TASK DATA:
========================================

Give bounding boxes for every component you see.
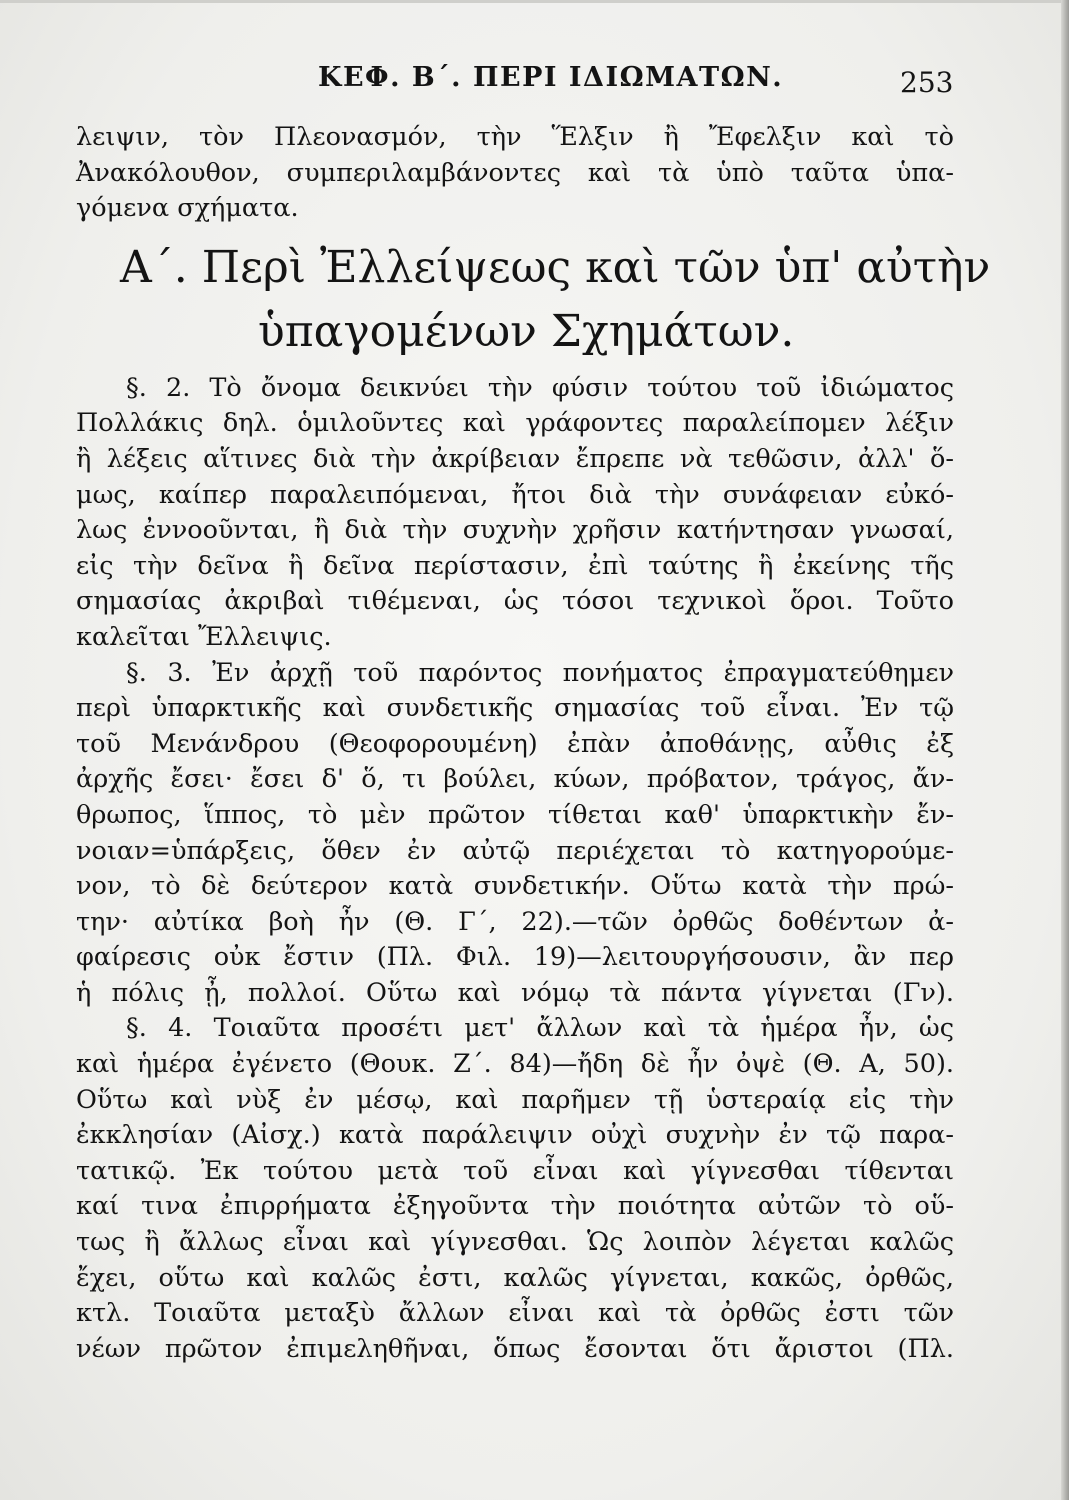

========================================

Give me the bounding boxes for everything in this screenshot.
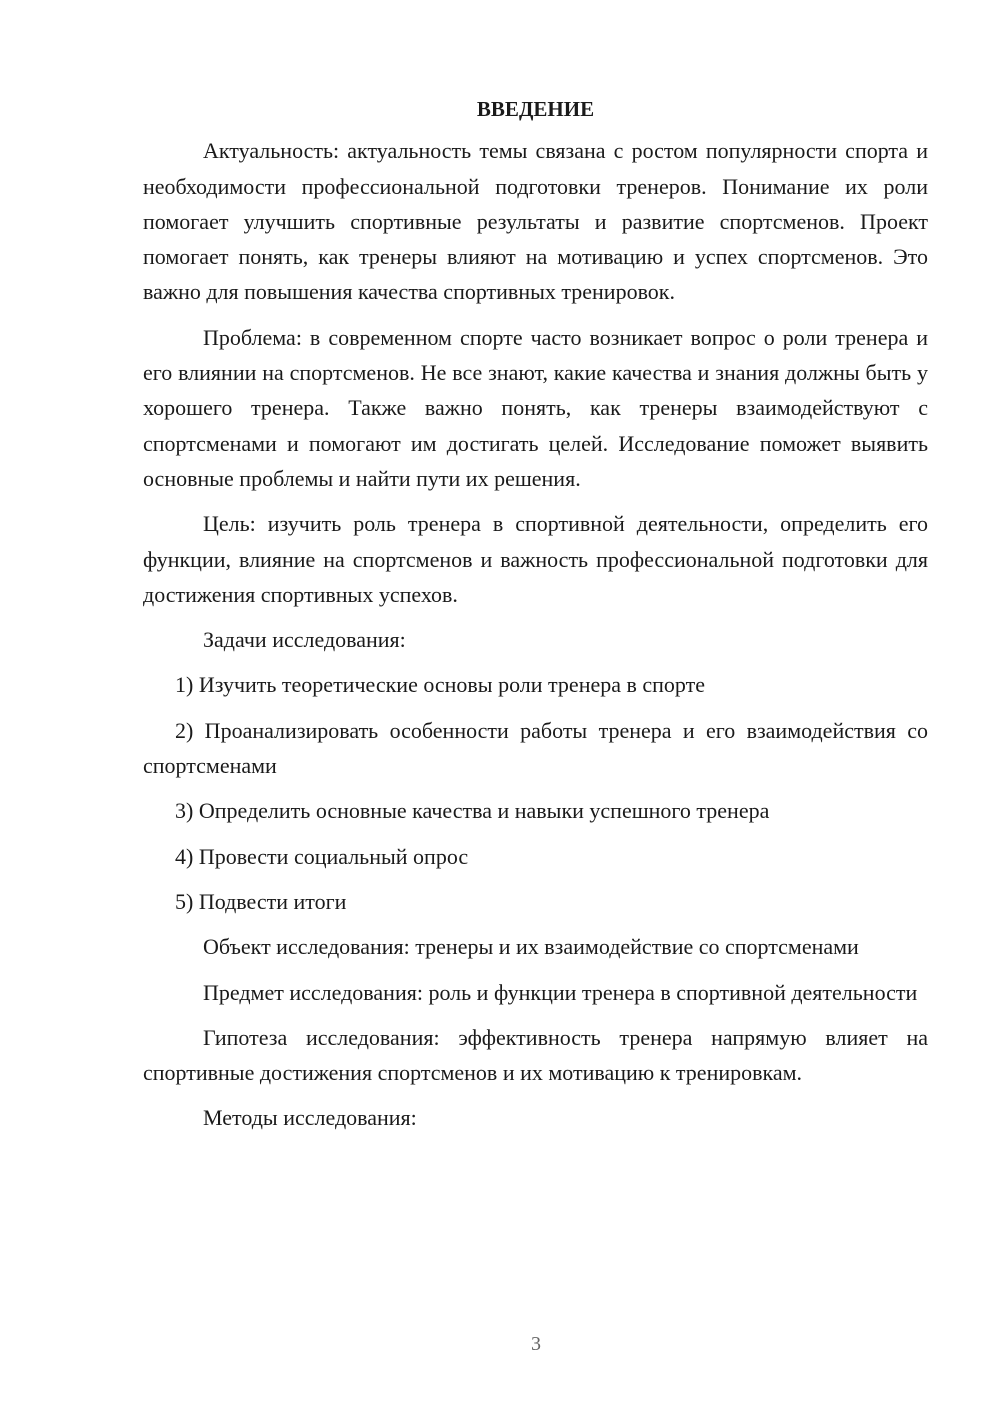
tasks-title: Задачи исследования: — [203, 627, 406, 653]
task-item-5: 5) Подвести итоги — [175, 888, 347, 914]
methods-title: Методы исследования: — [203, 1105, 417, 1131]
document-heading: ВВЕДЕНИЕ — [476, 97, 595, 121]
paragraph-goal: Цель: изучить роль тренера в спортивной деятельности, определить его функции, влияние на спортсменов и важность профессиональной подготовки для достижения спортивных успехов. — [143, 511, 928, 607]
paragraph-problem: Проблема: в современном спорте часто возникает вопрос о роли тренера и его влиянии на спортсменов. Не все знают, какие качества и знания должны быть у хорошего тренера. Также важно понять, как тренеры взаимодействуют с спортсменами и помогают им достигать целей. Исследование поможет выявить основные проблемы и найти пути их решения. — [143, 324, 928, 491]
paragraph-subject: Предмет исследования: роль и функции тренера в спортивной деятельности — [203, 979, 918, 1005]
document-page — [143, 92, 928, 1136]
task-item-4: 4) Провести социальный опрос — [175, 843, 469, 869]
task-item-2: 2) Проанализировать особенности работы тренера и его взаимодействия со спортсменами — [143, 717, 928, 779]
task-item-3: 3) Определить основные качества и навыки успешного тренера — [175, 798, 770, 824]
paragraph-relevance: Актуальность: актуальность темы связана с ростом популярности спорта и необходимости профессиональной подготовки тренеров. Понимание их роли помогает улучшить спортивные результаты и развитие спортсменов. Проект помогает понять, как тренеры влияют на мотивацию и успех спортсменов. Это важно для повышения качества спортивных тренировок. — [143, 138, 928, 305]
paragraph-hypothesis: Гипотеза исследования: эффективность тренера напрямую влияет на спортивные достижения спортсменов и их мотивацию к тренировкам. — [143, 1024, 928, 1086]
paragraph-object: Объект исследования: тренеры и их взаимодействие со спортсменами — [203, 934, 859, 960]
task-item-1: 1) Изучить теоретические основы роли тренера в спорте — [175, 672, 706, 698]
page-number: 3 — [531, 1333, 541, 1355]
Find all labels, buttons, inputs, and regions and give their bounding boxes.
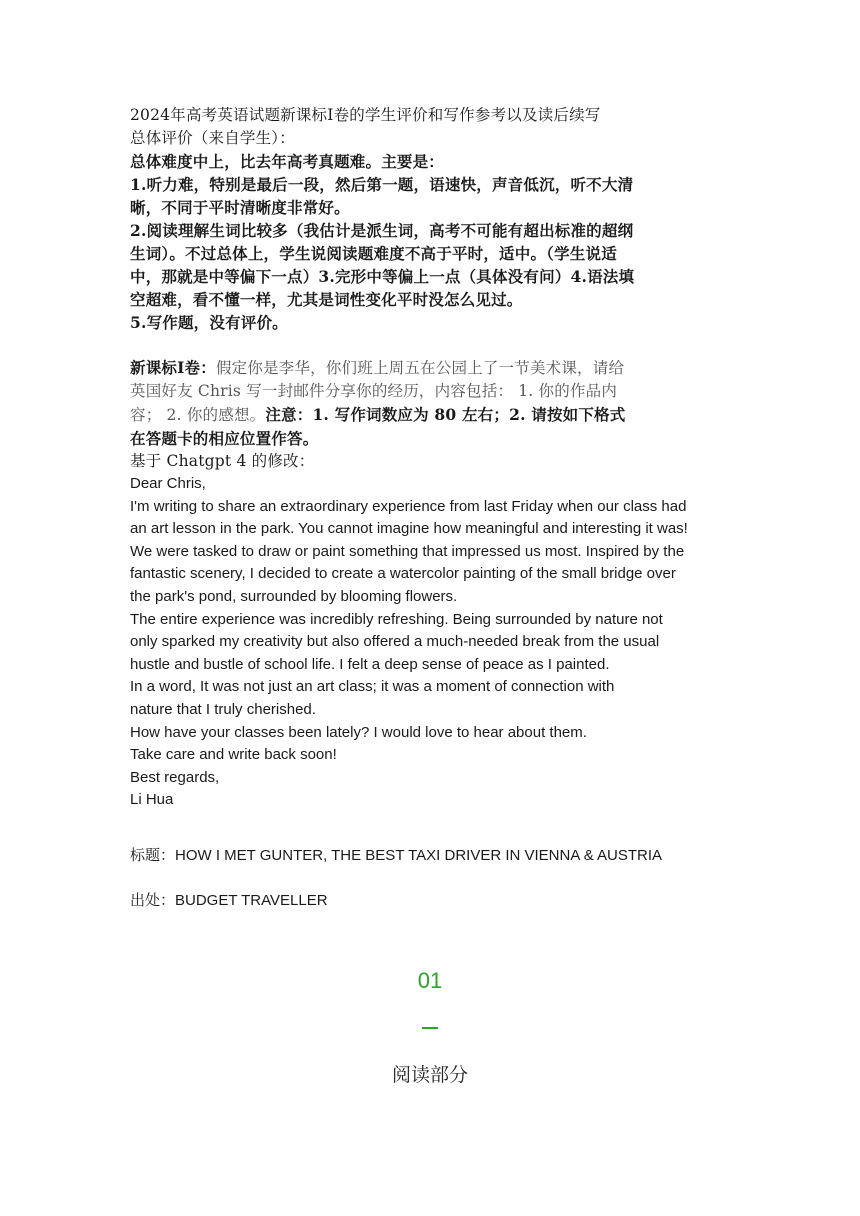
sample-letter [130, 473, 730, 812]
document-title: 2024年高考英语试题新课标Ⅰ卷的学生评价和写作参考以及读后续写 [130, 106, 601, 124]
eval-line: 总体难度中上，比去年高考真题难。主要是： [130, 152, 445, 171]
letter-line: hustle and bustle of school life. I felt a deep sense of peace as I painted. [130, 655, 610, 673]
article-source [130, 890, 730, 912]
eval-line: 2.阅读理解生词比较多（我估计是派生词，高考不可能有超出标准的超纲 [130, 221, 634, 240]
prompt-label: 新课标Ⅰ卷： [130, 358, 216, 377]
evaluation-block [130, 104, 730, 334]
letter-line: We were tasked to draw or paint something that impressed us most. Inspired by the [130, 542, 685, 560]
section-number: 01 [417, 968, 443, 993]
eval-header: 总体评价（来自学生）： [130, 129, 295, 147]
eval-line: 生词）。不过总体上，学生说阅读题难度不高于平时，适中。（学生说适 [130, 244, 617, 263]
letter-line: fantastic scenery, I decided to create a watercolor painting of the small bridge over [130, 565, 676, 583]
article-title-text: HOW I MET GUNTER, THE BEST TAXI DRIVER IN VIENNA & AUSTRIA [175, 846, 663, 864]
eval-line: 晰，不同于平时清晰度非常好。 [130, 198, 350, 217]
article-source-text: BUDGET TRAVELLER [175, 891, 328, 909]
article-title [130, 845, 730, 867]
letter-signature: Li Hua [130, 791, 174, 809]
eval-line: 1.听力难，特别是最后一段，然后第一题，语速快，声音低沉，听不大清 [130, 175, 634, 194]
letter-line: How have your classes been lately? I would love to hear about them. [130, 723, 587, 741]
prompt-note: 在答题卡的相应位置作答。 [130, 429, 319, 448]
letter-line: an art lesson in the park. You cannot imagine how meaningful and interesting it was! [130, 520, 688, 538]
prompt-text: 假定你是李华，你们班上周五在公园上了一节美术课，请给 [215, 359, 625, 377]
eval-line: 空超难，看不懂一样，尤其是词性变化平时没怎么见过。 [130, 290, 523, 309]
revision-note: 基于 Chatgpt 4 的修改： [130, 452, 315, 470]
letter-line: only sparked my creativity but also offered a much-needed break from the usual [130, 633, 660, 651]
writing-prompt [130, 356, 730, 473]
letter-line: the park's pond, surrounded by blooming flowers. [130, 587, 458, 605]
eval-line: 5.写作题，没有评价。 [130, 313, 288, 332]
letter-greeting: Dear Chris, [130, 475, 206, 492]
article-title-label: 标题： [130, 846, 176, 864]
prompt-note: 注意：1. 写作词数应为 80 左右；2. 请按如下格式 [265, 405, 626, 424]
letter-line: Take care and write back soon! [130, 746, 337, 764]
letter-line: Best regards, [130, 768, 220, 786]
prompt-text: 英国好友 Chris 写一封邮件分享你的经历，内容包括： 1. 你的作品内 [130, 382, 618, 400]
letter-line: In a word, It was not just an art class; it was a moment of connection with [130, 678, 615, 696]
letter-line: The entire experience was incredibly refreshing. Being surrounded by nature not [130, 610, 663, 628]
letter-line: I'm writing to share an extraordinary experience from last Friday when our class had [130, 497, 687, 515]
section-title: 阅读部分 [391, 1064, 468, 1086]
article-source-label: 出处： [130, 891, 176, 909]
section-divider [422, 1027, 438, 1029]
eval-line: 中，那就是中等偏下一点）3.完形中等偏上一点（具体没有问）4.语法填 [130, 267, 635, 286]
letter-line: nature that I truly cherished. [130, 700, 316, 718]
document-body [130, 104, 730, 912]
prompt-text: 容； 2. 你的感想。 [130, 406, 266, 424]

========================================

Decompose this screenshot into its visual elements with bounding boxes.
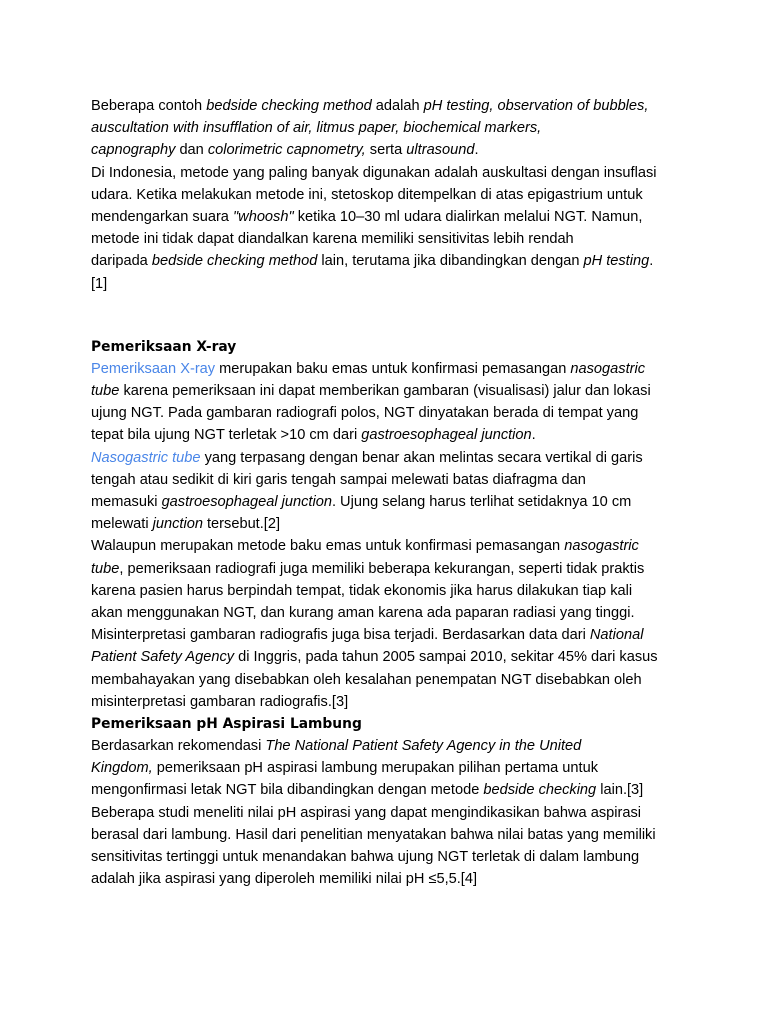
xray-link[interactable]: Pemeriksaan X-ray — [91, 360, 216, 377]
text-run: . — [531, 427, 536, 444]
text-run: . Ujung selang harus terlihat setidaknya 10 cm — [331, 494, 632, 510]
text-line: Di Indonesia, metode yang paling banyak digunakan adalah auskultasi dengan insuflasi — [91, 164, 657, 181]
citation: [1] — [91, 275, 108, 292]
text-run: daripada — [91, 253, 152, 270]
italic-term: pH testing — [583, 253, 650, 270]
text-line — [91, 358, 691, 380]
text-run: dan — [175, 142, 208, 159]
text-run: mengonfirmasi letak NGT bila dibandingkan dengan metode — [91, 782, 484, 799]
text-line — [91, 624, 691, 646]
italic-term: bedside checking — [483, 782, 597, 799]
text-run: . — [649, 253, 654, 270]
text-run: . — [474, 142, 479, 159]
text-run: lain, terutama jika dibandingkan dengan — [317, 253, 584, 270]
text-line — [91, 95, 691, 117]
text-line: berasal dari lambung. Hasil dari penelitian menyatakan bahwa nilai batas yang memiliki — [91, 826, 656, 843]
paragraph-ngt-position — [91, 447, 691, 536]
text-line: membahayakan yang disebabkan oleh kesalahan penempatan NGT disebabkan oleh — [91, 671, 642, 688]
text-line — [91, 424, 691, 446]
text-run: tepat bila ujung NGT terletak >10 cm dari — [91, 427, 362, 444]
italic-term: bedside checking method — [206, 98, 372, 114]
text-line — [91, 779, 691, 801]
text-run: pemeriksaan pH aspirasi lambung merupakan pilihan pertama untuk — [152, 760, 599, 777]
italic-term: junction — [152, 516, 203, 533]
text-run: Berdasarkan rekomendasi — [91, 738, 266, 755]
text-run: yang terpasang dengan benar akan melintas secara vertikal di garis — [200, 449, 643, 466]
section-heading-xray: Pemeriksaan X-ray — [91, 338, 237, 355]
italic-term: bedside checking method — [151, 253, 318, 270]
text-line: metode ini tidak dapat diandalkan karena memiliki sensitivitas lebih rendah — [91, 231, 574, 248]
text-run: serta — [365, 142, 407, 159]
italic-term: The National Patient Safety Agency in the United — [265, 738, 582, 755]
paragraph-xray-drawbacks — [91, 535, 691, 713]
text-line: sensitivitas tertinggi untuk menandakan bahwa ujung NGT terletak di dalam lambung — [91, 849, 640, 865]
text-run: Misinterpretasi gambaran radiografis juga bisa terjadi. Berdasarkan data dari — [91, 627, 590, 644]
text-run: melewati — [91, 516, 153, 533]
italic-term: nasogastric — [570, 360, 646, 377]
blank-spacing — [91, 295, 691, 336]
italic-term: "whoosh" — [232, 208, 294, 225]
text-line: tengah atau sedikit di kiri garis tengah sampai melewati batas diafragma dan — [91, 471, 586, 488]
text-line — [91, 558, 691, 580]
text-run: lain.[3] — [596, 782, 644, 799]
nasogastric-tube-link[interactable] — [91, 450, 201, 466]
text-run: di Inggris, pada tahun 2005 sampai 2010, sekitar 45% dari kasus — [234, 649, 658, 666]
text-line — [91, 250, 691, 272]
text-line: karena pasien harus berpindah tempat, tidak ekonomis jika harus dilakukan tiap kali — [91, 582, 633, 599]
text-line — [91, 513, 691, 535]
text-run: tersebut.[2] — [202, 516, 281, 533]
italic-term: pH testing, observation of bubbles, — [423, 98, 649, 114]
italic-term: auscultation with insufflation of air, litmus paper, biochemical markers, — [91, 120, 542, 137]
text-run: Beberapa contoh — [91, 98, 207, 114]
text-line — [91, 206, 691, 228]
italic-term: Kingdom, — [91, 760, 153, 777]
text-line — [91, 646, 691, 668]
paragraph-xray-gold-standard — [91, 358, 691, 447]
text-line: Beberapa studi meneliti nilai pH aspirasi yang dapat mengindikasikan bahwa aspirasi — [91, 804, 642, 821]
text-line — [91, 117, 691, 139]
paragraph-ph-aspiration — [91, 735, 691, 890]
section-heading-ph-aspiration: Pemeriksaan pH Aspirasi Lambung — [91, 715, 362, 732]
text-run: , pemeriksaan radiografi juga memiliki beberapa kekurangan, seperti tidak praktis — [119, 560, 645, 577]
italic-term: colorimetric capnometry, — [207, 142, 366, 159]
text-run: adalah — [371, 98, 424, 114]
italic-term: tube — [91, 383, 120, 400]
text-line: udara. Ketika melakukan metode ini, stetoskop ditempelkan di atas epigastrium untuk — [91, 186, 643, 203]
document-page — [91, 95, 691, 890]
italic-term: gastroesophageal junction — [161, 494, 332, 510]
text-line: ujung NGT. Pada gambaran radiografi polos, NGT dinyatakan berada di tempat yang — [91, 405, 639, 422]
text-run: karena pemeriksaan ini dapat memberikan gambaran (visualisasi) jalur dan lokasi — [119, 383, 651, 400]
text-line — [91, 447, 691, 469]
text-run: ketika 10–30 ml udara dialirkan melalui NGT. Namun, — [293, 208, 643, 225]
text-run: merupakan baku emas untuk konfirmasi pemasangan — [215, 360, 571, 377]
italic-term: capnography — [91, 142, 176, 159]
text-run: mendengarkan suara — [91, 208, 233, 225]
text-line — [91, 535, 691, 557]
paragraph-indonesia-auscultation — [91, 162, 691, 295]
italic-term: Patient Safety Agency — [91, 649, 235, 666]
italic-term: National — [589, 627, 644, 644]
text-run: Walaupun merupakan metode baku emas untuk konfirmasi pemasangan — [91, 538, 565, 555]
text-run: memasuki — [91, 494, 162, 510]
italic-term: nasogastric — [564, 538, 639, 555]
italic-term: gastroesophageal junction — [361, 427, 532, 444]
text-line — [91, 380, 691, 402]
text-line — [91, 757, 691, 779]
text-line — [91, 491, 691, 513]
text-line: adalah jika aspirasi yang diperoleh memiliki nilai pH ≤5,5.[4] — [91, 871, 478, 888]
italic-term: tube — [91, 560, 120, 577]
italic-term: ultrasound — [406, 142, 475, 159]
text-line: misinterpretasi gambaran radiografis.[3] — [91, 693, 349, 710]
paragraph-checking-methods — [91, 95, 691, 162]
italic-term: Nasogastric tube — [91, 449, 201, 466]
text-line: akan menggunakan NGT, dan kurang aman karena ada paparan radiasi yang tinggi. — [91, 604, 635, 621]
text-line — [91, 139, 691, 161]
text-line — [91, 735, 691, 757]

========================================

Copy out everything in the material from the line containing "Decompose this screenshot" down to the line containing "text-line: sensitivitas tertinggi", including both of those lines. Leave the pictures out of your copy.

EXPECTED ANSWER:
Decompose this screenshot into its visual elements with bounding boxes.
xray-link[interactable]: Pemeriksaan X-ray — [91, 360, 216, 377]
text-run: . — [531, 427, 536, 444]
text-run: . Ujung selang harus terlihat setidaknya 10 cm — [331, 494, 632, 510]
text-line: Di Indonesia, metode yang paling banyak digunakan adalah auskultasi dengan insuflasi — [91, 164, 657, 181]
citation: [1] — [91, 275, 108, 292]
text-run: daripada — [91, 253, 152, 270]
italic-term: pH testing — [583, 253, 650, 270]
text-line — [91, 358, 691, 380]
text-run: dan — [175, 142, 208, 159]
text-run: mengonfirmasi letak NGT bila dibandingkan dengan metode — [91, 782, 484, 799]
text-line — [91, 624, 691, 646]
italic-term: bedside checking — [483, 782, 597, 799]
text-run: . — [649, 253, 654, 270]
text-run: . — [474, 142, 479, 159]
text-run: lain, terutama jika dibandingkan dengan — [317, 253, 584, 270]
text-line — [91, 95, 691, 117]
text-line: berasal dari lambung. Hasil dari penelitian menyatakan bahwa nilai batas yang memiliki — [91, 826, 656, 843]
paragraph-ngt-position — [91, 447, 691, 536]
text-line: membahayakan yang disebabkan oleh kesalahan penempatan NGT disebabkan oleh — [91, 671, 642, 688]
text-line — [91, 424, 691, 446]
text-run: tepat bila ujung NGT terletak >10 cm dari — [91, 427, 362, 444]
italic-term: bedside checking method — [206, 98, 372, 114]
text-line — [91, 779, 691, 801]
text-run: pemeriksaan pH aspirasi lambung merupakan pilihan pertama untuk — [152, 760, 599, 777]
italic-term: junction — [152, 516, 203, 533]
text-run: Berdasarkan rekomendasi — [91, 738, 266, 755]
text-run: yang terpasang dengan benar akan melintas secara vertikal di garis — [200, 449, 643, 466]
section-heading-xray: Pemeriksaan X-ray — [91, 338, 237, 355]
italic-term: bedside checking method — [151, 253, 318, 270]
text-line: metode ini tidak dapat diandalkan karena memiliki sensitivitas lebih rendah — [91, 231, 574, 248]
text-run: serta — [365, 142, 407, 159]
italic-term: The National Patient Safety Agency in the United — [265, 738, 582, 755]
paragraph-xray-drawbacks — [91, 535, 691, 713]
text-line: sensitivitas tertinggi untuk menandakan bahwa ujung NGT terletak di dalam lambung — [91, 849, 640, 865]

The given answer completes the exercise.